Copy out all of the material, matching it word for word.

Dataset records
▬▬▬

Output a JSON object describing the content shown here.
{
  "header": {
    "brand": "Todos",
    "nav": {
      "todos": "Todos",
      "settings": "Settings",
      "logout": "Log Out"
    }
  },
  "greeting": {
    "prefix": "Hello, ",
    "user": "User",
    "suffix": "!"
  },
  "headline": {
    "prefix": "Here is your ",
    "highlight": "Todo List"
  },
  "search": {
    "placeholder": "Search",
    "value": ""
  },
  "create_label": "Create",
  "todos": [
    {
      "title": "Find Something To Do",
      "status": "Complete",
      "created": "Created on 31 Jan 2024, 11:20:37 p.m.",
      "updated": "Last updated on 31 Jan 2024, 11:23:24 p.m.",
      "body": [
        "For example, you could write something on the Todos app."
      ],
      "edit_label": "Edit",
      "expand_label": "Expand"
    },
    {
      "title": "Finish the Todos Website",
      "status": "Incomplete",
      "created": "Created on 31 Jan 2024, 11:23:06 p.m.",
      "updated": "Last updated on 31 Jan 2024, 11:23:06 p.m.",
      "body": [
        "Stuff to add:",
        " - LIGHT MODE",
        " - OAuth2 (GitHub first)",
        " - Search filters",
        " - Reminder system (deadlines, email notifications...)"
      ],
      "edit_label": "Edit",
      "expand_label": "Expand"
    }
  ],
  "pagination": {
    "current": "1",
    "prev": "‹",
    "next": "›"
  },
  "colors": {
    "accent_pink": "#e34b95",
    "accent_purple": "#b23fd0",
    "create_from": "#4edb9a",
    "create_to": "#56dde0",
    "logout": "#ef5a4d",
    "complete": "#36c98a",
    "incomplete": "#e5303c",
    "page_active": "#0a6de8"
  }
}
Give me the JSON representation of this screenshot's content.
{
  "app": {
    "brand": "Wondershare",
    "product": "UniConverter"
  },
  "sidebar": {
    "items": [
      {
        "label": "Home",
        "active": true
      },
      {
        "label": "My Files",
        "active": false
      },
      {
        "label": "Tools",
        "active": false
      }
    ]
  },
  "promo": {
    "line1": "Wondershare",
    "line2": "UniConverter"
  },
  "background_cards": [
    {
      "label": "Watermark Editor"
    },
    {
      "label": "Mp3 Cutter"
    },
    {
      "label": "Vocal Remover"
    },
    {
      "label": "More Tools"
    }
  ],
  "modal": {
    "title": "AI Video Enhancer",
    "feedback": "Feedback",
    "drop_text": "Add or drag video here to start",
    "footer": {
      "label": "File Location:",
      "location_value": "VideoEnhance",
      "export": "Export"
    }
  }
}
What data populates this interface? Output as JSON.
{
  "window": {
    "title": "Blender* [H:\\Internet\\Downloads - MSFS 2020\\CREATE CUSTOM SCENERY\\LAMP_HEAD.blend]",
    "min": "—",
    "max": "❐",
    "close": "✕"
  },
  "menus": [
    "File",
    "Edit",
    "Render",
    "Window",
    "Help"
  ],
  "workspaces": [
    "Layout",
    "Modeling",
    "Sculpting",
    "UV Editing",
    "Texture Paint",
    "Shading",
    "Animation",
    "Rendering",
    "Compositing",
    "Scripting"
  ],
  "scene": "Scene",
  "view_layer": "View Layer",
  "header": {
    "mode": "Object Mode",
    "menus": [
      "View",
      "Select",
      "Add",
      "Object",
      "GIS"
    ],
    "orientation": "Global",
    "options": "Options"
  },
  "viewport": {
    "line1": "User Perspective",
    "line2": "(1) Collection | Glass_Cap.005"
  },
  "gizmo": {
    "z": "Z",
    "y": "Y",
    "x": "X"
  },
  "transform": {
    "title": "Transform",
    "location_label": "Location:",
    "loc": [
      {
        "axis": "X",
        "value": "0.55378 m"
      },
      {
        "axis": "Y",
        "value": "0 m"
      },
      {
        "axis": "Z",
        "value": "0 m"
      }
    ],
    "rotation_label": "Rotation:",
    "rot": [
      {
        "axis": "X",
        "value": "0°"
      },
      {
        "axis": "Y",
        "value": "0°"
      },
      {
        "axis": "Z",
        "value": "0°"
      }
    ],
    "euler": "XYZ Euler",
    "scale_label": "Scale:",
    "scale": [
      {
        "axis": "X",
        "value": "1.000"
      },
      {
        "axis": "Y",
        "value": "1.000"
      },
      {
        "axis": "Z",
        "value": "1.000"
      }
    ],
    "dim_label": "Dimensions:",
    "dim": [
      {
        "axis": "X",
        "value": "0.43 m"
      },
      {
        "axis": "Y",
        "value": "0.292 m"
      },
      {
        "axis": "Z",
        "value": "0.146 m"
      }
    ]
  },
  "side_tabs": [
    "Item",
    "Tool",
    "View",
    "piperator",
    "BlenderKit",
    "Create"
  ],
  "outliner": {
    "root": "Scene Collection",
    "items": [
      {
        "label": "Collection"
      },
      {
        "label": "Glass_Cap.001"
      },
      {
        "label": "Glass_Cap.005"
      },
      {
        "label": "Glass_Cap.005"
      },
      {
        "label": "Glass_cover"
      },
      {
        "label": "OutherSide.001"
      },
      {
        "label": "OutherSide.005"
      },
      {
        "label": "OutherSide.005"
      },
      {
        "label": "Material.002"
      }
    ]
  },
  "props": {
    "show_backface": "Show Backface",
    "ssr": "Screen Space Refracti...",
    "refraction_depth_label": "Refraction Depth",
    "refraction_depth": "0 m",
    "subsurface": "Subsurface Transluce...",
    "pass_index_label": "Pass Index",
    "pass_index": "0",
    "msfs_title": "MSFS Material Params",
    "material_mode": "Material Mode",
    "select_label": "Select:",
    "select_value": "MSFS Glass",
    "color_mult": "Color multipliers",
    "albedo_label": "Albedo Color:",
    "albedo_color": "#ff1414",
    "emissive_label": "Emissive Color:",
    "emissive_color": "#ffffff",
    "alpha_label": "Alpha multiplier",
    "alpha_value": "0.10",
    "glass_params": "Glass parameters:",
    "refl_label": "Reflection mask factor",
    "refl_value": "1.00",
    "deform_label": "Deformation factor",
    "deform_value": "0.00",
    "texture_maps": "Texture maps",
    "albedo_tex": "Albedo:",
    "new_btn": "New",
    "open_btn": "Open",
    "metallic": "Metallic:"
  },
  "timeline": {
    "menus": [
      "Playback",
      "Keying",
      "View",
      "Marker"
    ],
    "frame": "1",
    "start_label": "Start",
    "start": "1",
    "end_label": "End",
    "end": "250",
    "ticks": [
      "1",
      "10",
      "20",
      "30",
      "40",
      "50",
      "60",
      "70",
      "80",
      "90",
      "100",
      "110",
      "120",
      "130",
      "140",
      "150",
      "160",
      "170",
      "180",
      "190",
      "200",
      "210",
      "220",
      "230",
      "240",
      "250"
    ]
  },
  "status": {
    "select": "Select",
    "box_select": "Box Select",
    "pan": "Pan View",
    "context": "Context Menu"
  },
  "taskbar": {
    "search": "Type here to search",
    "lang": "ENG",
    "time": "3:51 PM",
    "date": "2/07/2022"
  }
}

▬▬▬

• **Written answer**
Output a JSON object describing the content shown here.
{
  "header": {
    "brand": "Todos",
    "nav": {
      "todos": "Todos",
      "settings": "Settings",
      "logout": "Log Out"
    }
  },
  "greeting": {
    "prefix": "Hello, ",
    "user": "User",
    "suffix": "!"
  },
  "headline": {
    "prefix": "Here is your ",
    "highlight": "Todo List"
  },
  "search": {
    "placeholder": "Search",
    "value": ""
  },
  "create_label": "Create",
  "todos": [
    {
      "title": "Find Something To Do",
      "status": "Complete",
      "created": "Created on 31 Jan 2024, 11:20:37 p.m.",
      "updated": "Last updated on 31 Jan 2024, 11:23:24 p.m.",
      "body": [
        "For example, you could write something on the Todos app."
      ],
      "edit_label": "Edit",
      "expand_label": "Expand"
    },
    {
      "title": "Finish the Todos Website",
      "status": "Incomplete",
      "created": "Created on 31 Jan 2024, 11:23:06 p.m.",
      "updated": "Last updated on 31 Jan 2024, 11:23:06 p.m.",
      "body": [
        "Stuff to add:",
        " - LIGHT MODE",
        " - OAuth2 (GitHub first)",
        " - Search filters",
        " - Reminder system (deadlines, email notifications...)"
      ],
      "edit_label": "Edit",
      "expand_label": "Expand"
    }
  ],
  "pagination": {
    "current": "1",
    "prev": "‹",
    "next": "›"
  },
  "colors": {
    "accent_pink": "#e34b95",
    "accent_purple": "#b23fd0",
    "create_from": "#4edb9a",
    "create_to": "#56dde0",
    "logout": "#ef5a4d",
    "complete": "#36c98a",
    "incomplete": "#e5303c",
    "page_active": "#0a6de8"
  }
}
Give me the JSON representation of this screenshot's content.
{
  "app": {
    "brand": "Wondershare",
    "product": "UniConverter"
  },
  "sidebar": {
    "items": [
      {
        "label": "Home",
        "active": true
      },
      {
        "label": "My Files",
        "active": false
      },
      {
        "label": "Tools",
        "active": false
      }
    ]
  },
  "promo": {
    "line1": "Wondershare",
    "line2": "UniConverter"
  },
  "background_cards": [
    {
      "label": "Watermark Editor"
    },
    {
      "label": "Mp3 Cutter"
    },
    {
      "label": "Vocal Remover"
    },
    {
      "label": "More Tools"
    }
  ],
  "modal": {
    "title": "AI Video Enhancer",
    "feedback": "Feedback",
    "drop_text": "Add or drag video here to start",
    "footer": {
      "label": "File Location:",
      "location_value": "VideoEnhance",
      "export": "Export"
    }
  }
}
What data populates this interface? Output as JSON.
{
  "window": {
    "title": "Blender* [H:\\Internet\\Downloads - MSFS 2020\\CREATE CUSTOM SCENERY\\LAMP_HEAD.blend]",
    "min": "—",
    "max": "❐",
    "close": "✕"
  },
  "menus": [
    "File",
    "Edit",
    "Render",
    "Window",
    "Help"
  ],
  "workspaces": [
    "Layout",
    "Modeling",
    "Sculpting",
    "UV Editing",
    "Texture Paint",
    "Shading",
    "Animation",
    "Rendering",
    "Compositing",
    "Scripting"
  ],
  "scene": "Scene",
  "view_layer": "View Layer",
  "header": {
    "mode": "Object Mode",
    "menus": [
      "View",
      "Select",
      "Add",
      "Object",
      "GIS"
    ],
    "orientation": "Global",
    "options": "Options"
  },
  "viewport": {
    "line1": "User Perspective",
    "line2": "(1) Collection | Glass_Cap.005"
  },
  "gizmo": {
    "z": "Z",
    "y": "Y",
    "x": "X"
  },
  "transform": {
    "title": "Transform",
    "location_label": "Location:",
    "loc": [
      {
        "axis": "X",
        "value": "0.55378 m"
      },
      {
        "axis": "Y",
        "value": "0 m"
      },
      {
        "axis": "Z",
        "value": "0 m"
      }
    ],
    "rotation_label": "Rotation:",
    "rot": [
      {
        "axis": "X",
        "value": "0°"
      },
      {
        "axis": "Y",
        "value": "0°"
      },
      {
        "axis": "Z",
        "value": "0°"
      }
    ],
    "euler": "XYZ Euler",
    "scale_label": "Scale:",
    "scale": [
      {
        "axis": "X",
        "value": "1.000"
      },
      {
        "axis": "Y",
        "value": "1.000"
      },
      {
        "axis": "Z",
        "value": "1.000"
      }
    ],
    "dim_label": "Dimensions:",
    "dim": [
      {
        "axis": "X",
        "value": "0.43 m"
      },
      {
        "axis": "Y",
        "value": "0.292 m"
      },
      {
        "axis": "Z",
        "value": "0.146 m"
      }
    ]
  },
  "side_tabs": [
    "Item",
    "Tool",
    "View",
    "piperator",
    "BlenderKit",
    "Create"
  ],
  "outliner": {
    "root": "Scene Collection",
    "items": [
      {
        "label": "Collection"
      },
      {
        "label": "Glass_Cap.001"
      },
      {
        "label": "Glass_Cap.005"
      },
      {
        "label": "Glass_Cap.005"
      },
      {
        "label": "Glass_cover"
      },
      {
        "label": "OutherSide.001"
      },
      {
        "label": "OutherSide.005"
      },
      {
        "label": "OutherSide.005"
      },
      {
        "label": "Material.002"
      }
    ]
  },
  "props": {
    "show_backface": "Show Backface",
    "ssr": "Screen Space Refracti...",
    "refraction_depth_label": "Refraction Depth",
    "refraction_depth": "0 m",
    "subsurface": "Subsurface Transluce...",
    "pass_index_label": "Pass Index",
    "pass_index": "0",
    "msfs_title": "MSFS Material Params",
    "material_mode": "Material Mode",
    "select_label": "Select:",
    "select_value": "MSFS Glass",
    "color_mult": "Color multipliers",
    "albedo_label": "Albedo Color:",
    "albedo_color": "#ff1414",
    "emissive_label": "Emissive Color:",
    "emissive_color": "#ffffff",
    "alpha_label": "Alpha multiplier",
    "alpha_value": "0.10",
    "glass_params": "Glass parameters:",
    "refl_label": "Reflection mask factor",
    "refl_value": "1.00",
    "deform_label": "Deformation factor",
    "deform_value": "0.00",
    "texture_maps": "Texture maps",
    "albedo_tex": "Albedo:",
    "new_btn": "New",
    "open_btn": "Open",
    "metallic": "Metallic:"
  },
  "timeline": {
    "menus": [
      "Playback",
      "Keying",
      "View",
      "Marker"
    ],
    "frame": "1",
    "start_label": "Start",
    "start": "1",
    "end_label": "End",
    "end": "250",
    "ticks": [
      "1",
      "10",
      "20",
      "30",
      "40",
      "50",
      "60",
      "70",
      "80",
      "90",
      "100",
      "110",
      "120",
      "130",
      "140",
      "150",
      "160",
      "170",
      "180",
      "190",
      "200",
      "210",
      "220",
      "230",
      "240",
      "250"
    ]
  },
  "status": {
    "select": "Select",
    "box_select": "Box Select",
    "pan": "Pan View",
    "context": "Context Menu"
  },
  "taskbar": {
    "search": "Type here to search",
    "lang": "ENG",
    "time": "3:51 PM",
    "date": "2/07/2022"
  }
}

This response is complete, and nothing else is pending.